Reproduce the data below word for word, keeping every line in its original order.
━━ MATERIAL
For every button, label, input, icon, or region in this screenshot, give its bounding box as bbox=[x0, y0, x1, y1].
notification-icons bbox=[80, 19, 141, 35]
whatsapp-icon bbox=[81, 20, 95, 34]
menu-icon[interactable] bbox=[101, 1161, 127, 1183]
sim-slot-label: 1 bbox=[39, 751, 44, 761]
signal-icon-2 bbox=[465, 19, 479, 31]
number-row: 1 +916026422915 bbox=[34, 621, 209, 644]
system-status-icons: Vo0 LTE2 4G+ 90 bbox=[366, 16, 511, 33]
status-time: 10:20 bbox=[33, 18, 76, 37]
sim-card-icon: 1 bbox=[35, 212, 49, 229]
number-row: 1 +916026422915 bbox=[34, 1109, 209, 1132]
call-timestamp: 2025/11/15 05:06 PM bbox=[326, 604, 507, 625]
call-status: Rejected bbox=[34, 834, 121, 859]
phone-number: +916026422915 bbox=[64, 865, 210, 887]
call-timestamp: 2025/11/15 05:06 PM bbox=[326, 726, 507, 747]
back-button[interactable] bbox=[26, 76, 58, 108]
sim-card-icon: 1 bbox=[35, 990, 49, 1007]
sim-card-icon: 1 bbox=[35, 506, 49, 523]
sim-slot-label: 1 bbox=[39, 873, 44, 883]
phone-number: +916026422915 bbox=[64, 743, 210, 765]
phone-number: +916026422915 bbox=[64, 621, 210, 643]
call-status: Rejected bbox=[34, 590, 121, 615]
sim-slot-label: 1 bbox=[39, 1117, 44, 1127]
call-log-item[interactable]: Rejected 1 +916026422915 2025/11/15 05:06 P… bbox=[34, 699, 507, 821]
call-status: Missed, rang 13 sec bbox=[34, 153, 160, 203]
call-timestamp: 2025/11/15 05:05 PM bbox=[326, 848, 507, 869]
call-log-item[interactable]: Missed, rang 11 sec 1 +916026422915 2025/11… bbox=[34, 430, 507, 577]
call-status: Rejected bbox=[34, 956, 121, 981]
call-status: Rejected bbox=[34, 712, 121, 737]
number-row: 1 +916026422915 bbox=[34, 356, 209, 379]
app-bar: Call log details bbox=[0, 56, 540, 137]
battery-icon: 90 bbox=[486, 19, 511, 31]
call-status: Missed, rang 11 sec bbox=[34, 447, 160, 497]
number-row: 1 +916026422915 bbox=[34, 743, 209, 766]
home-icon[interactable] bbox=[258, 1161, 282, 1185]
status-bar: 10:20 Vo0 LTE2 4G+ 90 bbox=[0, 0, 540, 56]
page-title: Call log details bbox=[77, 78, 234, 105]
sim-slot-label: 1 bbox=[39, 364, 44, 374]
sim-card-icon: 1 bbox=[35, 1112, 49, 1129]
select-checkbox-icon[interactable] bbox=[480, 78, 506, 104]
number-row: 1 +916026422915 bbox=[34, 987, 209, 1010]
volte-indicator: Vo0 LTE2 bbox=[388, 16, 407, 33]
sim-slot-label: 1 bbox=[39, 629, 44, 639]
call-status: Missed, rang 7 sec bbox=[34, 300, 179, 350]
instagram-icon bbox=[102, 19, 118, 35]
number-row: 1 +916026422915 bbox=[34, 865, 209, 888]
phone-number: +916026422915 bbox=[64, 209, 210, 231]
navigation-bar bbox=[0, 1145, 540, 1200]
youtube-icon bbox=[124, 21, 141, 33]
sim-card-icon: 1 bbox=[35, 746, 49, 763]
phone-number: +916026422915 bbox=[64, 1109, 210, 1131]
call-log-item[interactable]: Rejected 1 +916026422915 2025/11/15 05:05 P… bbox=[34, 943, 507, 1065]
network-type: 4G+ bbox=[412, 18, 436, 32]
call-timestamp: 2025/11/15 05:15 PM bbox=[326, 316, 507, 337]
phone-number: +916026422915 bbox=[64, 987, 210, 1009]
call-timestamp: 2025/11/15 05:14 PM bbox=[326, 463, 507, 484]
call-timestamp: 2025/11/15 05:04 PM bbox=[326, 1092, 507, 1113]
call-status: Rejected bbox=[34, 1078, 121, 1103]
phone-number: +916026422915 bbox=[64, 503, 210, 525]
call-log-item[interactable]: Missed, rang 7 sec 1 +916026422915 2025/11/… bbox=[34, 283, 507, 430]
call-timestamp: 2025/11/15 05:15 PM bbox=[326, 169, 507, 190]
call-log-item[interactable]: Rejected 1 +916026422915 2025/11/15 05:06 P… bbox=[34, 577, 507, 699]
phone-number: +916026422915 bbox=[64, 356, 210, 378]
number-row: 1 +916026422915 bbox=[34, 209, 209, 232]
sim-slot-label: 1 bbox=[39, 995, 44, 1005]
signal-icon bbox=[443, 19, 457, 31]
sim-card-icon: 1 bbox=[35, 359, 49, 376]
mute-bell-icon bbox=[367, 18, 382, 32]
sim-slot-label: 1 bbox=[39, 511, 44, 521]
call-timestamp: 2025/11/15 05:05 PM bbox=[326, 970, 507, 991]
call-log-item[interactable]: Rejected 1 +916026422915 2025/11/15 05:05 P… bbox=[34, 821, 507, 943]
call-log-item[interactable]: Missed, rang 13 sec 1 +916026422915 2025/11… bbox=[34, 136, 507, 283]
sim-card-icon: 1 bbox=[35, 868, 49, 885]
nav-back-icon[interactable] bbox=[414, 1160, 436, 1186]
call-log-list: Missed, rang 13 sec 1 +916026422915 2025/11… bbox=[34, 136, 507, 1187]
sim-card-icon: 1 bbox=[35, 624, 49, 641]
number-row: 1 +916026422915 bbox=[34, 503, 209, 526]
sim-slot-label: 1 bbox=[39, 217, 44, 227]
━━━━
RESULT OF THE EXERCISE ->
For every button, label, input, icon, or region in this screenshot, give its bounding box as bbox=[x0, y0, x1, y1].
notification-icons bbox=[80, 19, 141, 35]
whatsapp-icon bbox=[81, 20, 95, 34]
menu-icon[interactable] bbox=[101, 1161, 127, 1183]
sim-slot-label: 1 bbox=[39, 751, 44, 761]
signal-icon-2 bbox=[465, 19, 479, 31]
number-row: 1 +916026422915 bbox=[34, 621, 209, 644]
system-status-icons: Vo0 LTE2 4G+ 90 bbox=[366, 16, 511, 33]
status-time: 10:20 bbox=[33, 18, 76, 37]
sim-card-icon: 1 bbox=[35, 212, 49, 229]
number-row: 1 +916026422915 bbox=[34, 1109, 209, 1132]
call-timestamp: 2025/11/15 05:06 PM bbox=[326, 604, 507, 625]
call-status: Rejected bbox=[34, 834, 121, 859]
phone-number: +916026422915 bbox=[64, 865, 210, 887]
call-timestamp: 2025/11/15 05:06 PM bbox=[326, 726, 507, 747]
back-button[interactable] bbox=[26, 76, 58, 108]
sim-card-icon: 1 bbox=[35, 990, 49, 1007]
sim-card-icon: 1 bbox=[35, 506, 49, 523]
sim-slot-label: 1 bbox=[39, 873, 44, 883]
phone-number: +916026422915 bbox=[64, 743, 210, 765]
phone-number: +916026422915 bbox=[64, 621, 210, 643]
call-status: Rejected bbox=[34, 590, 121, 615]
sim-slot-label: 1 bbox=[39, 1117, 44, 1127]
call-log-item[interactable]: Rejected 1 +916026422915 2025/11/15 05:06 P… bbox=[34, 699, 507, 821]
call-status: Missed, rang 13 sec bbox=[34, 153, 160, 203]
call-timestamp: 2025/11/15 05:05 PM bbox=[326, 848, 507, 869]
call-log-item[interactable]: Missed, rang 11 sec 1 +916026422915 2025/11… bbox=[34, 430, 507, 577]
call-status: Rejected bbox=[34, 956, 121, 981]
call-status: Rejected bbox=[34, 712, 121, 737]
number-row: 1 +916026422915 bbox=[34, 356, 209, 379]
app-bar: Call log details bbox=[0, 56, 540, 137]
battery-icon: 90 bbox=[486, 19, 511, 31]
call-status: Missed, rang 11 sec bbox=[34, 447, 160, 497]
number-row: 1 +916026422915 bbox=[34, 743, 209, 766]
home-icon[interactable] bbox=[258, 1161, 282, 1185]
status-bar: 10:20 Vo0 LTE2 4G+ 90 bbox=[0, 0, 540, 56]
page-title: Call log details bbox=[77, 78, 234, 105]
sim-slot-label: 1 bbox=[39, 364, 44, 374]
sim-card-icon: 1 bbox=[35, 1112, 49, 1129]
select-checkbox-icon[interactable] bbox=[480, 78, 506, 104]
number-row: 1 +916026422915 bbox=[34, 987, 209, 1010]
volte-indicator: Vo0 LTE2 bbox=[388, 16, 407, 33]
sim-slot-label: 1 bbox=[39, 629, 44, 639]
call-status: Missed, rang 7 sec bbox=[34, 300, 179, 350]
instagram-icon bbox=[102, 19, 118, 35]
number-row: 1 +916026422915 bbox=[34, 865, 209, 888]
phone-number: +916026422915 bbox=[64, 209, 210, 231]
navigation-bar bbox=[0, 1145, 540, 1200]
youtube-icon bbox=[124, 21, 141, 33]
sim-card-icon: 1 bbox=[35, 746, 49, 763]
phone-number: +916026422915 bbox=[64, 1109, 210, 1131]
call-log-item[interactable]: Rejected 1 +916026422915 2025/11/15 05:05 P… bbox=[34, 943, 507, 1065]
network-type: 4G+ bbox=[412, 18, 436, 32]
call-timestamp: 2025/11/15 05:15 PM bbox=[326, 316, 507, 337]
phone-number: +916026422915 bbox=[64, 987, 210, 1009]
call-timestamp: 2025/11/15 05:14 PM bbox=[326, 463, 507, 484]
call-timestamp: 2025/11/15 05:04 PM bbox=[326, 1092, 507, 1113]
call-status: Rejected bbox=[34, 1078, 121, 1103]
phone-number: +916026422915 bbox=[64, 503, 210, 525]
call-log-item[interactable]: Missed, rang 7 sec 1 +916026422915 2025/11/… bbox=[34, 283, 507, 430]
call-timestamp: 2025/11/15 05:15 PM bbox=[326, 169, 507, 190]
call-log-item[interactable]: Rejected 1 +916026422915 2025/11/15 05:06 P… bbox=[34, 577, 507, 699]
phone-number: +916026422915 bbox=[64, 356, 210, 378]
number-row: 1 +916026422915 bbox=[34, 209, 209, 232]
sim-slot-label: 1 bbox=[39, 995, 44, 1005]
signal-icon bbox=[443, 19, 457, 31]
sim-card-icon: 1 bbox=[35, 359, 49, 376]
mute-bell-icon bbox=[367, 18, 382, 32]
sim-slot-label: 1 bbox=[39, 511, 44, 521]
call-timestamp: 2025/11/15 05:05 PM bbox=[326, 970, 507, 991]
call-log-item[interactable]: Rejected 1 +916026422915 2025/11/15 05:05 P… bbox=[34, 821, 507, 943]
call-log-item[interactable]: Missed, rang 13 sec 1 +916026422915 2025/11… bbox=[34, 136, 507, 283]
sim-card-icon: 1 bbox=[35, 868, 49, 885]
nav-back-icon[interactable] bbox=[414, 1160, 436, 1186]
call-log-list: Missed, rang 13 sec 1 +916026422915 2025/11… bbox=[34, 136, 507, 1187]
sim-card-icon: 1 bbox=[35, 624, 49, 641]
number-row: 1 +916026422915 bbox=[34, 503, 209, 526]
sim-slot-label: 1 bbox=[39, 217, 44, 227]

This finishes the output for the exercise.